下に示すALSの吸気筋トレーニングに関する抜粋のうち、「特に放出前の息溜めに必要な吸」から「ご覧いただければと思います。」までを、両端の語句も含めて一字も変えずに書き写すこと。

**抜粋:**
───
ALSの吸気筋トレーニング
前回の記事で結果までをお伝えしていますが、吸気筋トレーニングによりPCFのみ良い結果を得ています。その理由についてみて頂ければと思います。

考察
吸気筋トレーニングと咳嗽力の関係
 今回のISによる吸気筋トレーニングで統計的有意差を示したのはPCFのみであった。PCFは咳嗽時の最大呼気流速である。咳の機能とは、深吸気期、開放期、それぞれの期に異常があれば咳の有効さは損なわれ、またPCFが低下することは想像に難しくない。
 特に放出前の息溜めに必要な吸気側の関連能力(吸気機能、吸気筋機能、口唇周辺筋、口腔気道内圧保持力、肺予備容量、球機能など)の重要性を表していると考えられる。
 以上のことから、吸気トレーニングがこれらに対し何らかの良い作用を及ぼしたと推測される。


以上です。詳細は下記または本文献を、また先日も同様の文献の前半を記載しているので、そちらもご覧いただければと思います。


筋萎縮性側索硬化症におけるインセンティブスパイロメータ―を使用した球筋トレーニングの有効性の検討

星孝ら 理学療法学 第35巻第6号 285~291頁(2008年)


考察
冒頭に述べたようにALSは呼吸筋萎縮による呼吸機能低下を呈する進行性難病である。したがって、本介入の効果の判断は呼吸機能の改善ではなく、可及的維持を得られるかどうかということである。

1.吸気筋トレーニングが呼吸機能に及ぼす影響
小森ら胸郭可動域訓練および呼吸介助施行群と、吸気筋トレーニングを加えた群との比較を行っている。吸気筋トレーニングの内容はPImaxの15~30%の吸気抵抗負荷と500g~1kg腹部横隔膜重り負荷を10分間1口1~2回行っている。このALSに対する介入の結果はPImaxにのみ改善傾向がみたてVC、PEmaxに変化を認めず、トレーニング群のみ%PImax、PCFの月変化率が経過とともに低下していた。本研究においてこれらの測定値の変化率をトレーニング群とコントロール群で比較すると、コントロール群は、笠原らの報告と同様に低下を示したが、トレーニング群ではPCFと%PImaxが維持または改善され、%VCについても保持された値と考えられる。これらの結果はISトレーニングは吸気筋力の低下を抑制する可能性を示唆しているものと考えられる。
───
**データ一覧:**
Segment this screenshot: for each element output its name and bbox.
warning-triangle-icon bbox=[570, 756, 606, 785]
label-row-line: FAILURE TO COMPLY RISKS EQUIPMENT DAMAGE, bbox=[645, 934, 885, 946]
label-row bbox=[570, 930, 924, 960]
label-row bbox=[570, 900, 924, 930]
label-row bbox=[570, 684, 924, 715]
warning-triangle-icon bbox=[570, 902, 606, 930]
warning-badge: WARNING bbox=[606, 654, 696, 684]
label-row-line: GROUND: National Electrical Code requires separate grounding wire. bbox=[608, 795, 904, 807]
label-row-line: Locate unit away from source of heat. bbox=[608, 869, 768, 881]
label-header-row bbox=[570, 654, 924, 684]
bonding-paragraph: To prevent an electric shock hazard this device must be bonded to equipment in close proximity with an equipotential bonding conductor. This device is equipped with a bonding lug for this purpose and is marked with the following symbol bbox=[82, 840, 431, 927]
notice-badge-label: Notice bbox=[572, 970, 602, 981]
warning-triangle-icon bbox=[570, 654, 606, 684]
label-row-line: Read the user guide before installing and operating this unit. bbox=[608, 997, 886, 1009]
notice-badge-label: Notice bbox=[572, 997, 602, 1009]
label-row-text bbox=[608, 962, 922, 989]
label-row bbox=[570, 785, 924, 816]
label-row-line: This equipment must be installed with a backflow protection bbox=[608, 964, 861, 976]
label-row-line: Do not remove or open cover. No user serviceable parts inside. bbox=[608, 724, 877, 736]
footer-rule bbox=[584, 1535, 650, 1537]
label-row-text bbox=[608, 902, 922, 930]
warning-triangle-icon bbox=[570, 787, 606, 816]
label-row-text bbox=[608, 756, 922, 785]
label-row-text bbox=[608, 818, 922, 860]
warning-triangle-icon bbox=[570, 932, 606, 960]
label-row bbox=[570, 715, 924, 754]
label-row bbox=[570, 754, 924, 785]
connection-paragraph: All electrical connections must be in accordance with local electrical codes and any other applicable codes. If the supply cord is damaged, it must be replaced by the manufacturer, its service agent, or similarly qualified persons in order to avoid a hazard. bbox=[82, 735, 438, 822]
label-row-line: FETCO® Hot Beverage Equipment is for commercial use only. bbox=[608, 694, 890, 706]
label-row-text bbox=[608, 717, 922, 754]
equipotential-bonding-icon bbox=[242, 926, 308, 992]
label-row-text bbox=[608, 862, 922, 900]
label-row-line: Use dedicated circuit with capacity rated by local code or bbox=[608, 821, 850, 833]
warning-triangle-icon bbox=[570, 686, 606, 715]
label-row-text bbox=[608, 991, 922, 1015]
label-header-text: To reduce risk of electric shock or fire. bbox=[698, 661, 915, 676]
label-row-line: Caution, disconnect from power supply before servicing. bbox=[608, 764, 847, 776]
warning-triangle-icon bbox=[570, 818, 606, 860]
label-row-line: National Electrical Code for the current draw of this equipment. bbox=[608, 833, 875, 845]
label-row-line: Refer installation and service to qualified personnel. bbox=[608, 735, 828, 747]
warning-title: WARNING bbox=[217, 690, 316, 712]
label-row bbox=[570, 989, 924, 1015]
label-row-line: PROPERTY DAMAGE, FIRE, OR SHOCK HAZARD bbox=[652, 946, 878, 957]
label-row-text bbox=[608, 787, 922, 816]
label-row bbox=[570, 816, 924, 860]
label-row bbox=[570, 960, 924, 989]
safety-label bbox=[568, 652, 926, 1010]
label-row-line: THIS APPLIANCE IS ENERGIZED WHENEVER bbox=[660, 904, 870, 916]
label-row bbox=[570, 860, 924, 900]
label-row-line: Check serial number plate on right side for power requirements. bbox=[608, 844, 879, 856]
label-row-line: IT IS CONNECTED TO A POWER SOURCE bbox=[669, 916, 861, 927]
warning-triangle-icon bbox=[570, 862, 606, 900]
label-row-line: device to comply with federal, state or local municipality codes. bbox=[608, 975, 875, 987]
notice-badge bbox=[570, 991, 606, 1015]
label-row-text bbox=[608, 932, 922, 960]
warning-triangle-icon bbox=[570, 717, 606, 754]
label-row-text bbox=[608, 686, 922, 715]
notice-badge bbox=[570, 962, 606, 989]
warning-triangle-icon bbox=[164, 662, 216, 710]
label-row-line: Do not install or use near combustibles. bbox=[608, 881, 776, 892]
───
**解答:**
特に放出前の息溜めに必要な吸気側の関連能力(吸気機能、吸気筋機能、口唇周辺筋、口腔気道内圧保持力、肺予備容量、球機能など)の重要性を表していると考えられる。
 以上のことから、吸気トレーニングがこれらに対し何らかの良い作用を及ぼしたと推測される。


以上です。詳細は下記または本文献を、また先日も同様の文献の前半を記載しているので、そちらもご覧いただければと思います。